WHAT YOU HAVE TO DO: Filter the records below and copy every line containing the word "JSON".

-- Begin --

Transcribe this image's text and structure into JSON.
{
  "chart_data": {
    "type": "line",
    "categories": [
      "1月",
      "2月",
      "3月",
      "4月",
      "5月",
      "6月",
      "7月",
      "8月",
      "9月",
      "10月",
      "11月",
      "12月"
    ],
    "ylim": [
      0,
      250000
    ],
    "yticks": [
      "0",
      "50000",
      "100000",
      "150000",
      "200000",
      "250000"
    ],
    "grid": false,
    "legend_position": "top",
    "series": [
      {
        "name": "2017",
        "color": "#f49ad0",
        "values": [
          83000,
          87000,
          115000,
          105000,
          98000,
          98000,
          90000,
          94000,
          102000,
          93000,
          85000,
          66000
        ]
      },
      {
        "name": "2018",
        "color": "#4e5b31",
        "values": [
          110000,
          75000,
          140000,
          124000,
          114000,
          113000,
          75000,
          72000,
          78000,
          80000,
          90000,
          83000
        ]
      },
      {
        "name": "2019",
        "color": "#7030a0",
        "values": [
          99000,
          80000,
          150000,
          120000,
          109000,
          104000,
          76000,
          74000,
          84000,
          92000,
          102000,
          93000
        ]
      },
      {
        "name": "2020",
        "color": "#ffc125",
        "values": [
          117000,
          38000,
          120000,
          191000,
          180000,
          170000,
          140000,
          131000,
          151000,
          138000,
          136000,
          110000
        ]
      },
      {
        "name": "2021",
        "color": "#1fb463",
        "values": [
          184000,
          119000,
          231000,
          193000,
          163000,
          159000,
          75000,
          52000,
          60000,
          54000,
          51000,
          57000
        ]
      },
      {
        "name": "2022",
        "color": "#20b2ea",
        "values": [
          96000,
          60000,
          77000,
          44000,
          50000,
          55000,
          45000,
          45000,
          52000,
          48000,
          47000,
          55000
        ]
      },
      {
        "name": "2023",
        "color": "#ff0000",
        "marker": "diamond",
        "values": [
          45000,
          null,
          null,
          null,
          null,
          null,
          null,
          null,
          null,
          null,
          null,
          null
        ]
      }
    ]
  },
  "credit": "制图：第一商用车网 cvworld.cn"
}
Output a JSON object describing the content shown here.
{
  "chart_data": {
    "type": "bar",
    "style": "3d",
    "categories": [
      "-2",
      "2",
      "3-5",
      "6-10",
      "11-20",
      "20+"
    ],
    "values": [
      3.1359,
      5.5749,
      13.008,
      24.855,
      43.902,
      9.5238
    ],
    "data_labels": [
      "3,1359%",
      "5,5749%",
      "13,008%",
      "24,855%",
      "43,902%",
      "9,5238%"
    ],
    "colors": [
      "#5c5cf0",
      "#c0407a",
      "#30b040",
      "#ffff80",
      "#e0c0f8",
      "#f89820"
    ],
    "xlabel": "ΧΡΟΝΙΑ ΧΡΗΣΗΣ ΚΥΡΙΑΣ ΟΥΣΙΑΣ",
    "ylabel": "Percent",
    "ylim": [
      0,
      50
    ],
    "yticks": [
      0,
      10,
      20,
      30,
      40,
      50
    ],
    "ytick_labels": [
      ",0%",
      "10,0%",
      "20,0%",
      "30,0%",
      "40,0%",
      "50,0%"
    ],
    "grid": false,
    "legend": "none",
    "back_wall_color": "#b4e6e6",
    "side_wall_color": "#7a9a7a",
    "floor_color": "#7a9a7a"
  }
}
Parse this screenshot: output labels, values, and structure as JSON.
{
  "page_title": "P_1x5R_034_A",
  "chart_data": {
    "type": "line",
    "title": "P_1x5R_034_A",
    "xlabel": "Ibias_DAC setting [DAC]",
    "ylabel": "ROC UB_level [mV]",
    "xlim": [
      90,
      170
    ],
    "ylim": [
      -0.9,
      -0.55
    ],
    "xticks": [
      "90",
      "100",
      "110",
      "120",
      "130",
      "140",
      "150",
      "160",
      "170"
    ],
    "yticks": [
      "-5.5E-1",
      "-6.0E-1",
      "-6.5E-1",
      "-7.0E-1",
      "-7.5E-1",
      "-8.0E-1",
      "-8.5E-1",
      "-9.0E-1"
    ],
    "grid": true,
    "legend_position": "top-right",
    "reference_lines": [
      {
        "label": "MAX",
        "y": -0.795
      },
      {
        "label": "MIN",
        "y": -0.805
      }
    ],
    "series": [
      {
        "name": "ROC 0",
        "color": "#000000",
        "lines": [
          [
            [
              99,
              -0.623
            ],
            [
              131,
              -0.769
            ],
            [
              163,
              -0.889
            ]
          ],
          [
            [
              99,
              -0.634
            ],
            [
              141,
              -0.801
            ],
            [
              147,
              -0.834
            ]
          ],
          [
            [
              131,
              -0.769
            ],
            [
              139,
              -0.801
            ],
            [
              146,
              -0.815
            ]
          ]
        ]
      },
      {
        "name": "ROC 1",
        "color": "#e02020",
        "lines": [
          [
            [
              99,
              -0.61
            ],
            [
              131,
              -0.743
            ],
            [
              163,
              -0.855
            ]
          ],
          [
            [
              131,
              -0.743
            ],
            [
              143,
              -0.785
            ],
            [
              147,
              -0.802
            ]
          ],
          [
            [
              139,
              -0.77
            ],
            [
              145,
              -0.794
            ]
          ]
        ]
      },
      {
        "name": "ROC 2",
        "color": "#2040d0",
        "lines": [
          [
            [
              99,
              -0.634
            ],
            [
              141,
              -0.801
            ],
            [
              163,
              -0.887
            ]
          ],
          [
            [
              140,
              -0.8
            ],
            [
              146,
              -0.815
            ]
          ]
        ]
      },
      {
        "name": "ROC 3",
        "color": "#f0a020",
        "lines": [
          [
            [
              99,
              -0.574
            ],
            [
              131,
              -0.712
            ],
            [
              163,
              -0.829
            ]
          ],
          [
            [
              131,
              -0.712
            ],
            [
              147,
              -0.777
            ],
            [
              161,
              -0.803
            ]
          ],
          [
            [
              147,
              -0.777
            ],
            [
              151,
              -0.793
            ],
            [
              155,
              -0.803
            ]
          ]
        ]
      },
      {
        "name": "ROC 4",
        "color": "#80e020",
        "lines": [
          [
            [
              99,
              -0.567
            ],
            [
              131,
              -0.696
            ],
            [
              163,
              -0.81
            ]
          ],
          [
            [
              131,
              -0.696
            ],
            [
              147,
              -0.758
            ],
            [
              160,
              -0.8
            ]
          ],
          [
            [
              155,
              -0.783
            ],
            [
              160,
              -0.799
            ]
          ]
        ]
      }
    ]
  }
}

-- End --

RESULT OF THE TASK:
Transcribe this image's text and structure into JSON.
Output a JSON object describing the content shown here.
Parse this screenshot: output labels, values, and structure as JSON.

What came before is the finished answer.